DIRECTIONS FOR THIS TASK:
From the entries below, please gather each line containing the string "Black".

[Rows from a dataset]
——————

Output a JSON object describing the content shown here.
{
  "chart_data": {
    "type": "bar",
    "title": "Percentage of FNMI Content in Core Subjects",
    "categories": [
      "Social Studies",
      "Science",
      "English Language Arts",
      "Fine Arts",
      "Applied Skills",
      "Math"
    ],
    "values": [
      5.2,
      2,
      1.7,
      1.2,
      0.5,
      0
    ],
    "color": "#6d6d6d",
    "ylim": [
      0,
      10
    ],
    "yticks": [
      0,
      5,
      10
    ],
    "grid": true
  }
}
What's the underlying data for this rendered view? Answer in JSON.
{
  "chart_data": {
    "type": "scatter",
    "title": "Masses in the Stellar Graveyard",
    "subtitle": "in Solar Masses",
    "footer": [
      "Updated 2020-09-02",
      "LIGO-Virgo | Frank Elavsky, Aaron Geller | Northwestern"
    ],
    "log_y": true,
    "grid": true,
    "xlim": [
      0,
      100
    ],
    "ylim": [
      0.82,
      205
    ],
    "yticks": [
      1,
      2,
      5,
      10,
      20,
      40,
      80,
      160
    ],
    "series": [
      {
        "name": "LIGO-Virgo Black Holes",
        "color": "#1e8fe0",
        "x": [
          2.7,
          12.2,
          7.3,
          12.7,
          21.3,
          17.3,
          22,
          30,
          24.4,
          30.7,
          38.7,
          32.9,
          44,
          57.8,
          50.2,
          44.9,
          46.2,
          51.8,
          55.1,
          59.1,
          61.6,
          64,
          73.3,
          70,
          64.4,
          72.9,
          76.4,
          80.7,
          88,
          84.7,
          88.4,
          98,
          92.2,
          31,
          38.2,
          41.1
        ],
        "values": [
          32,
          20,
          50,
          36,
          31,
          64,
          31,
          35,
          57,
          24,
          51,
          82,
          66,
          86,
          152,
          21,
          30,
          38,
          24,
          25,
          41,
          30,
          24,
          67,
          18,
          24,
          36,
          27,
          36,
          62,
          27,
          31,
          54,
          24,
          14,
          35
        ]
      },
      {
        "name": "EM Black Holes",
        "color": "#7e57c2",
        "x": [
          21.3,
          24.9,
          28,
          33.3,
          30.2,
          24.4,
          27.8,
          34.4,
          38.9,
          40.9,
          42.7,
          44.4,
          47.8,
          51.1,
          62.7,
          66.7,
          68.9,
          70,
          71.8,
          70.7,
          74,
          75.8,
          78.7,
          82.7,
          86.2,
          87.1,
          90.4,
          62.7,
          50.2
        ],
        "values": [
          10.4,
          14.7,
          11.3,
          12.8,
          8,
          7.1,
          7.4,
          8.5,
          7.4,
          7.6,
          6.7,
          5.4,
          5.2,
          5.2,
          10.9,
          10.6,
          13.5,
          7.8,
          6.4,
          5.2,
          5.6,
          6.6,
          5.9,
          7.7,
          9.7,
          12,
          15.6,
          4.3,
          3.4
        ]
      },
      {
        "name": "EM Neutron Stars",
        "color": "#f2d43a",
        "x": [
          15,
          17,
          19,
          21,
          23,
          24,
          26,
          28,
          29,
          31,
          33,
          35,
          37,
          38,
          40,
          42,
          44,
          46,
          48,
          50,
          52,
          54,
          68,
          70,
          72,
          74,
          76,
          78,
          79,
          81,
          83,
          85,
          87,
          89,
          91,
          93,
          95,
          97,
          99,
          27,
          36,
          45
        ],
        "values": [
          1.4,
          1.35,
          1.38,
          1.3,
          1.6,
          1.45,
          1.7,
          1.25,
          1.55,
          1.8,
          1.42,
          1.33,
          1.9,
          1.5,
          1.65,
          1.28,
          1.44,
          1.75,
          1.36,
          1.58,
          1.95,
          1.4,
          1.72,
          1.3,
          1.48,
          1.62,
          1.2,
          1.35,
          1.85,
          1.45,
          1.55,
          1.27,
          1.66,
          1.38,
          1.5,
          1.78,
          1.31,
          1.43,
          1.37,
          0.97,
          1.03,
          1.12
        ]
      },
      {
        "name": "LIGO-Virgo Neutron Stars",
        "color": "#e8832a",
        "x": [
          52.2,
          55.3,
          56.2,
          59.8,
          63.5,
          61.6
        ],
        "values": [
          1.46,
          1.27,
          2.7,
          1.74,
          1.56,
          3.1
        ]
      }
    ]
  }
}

——————

ANSWER TO THE PROBLEM:
        "name": "LIGO-Virgo Black Holes",
        "name": "EM Black Holes",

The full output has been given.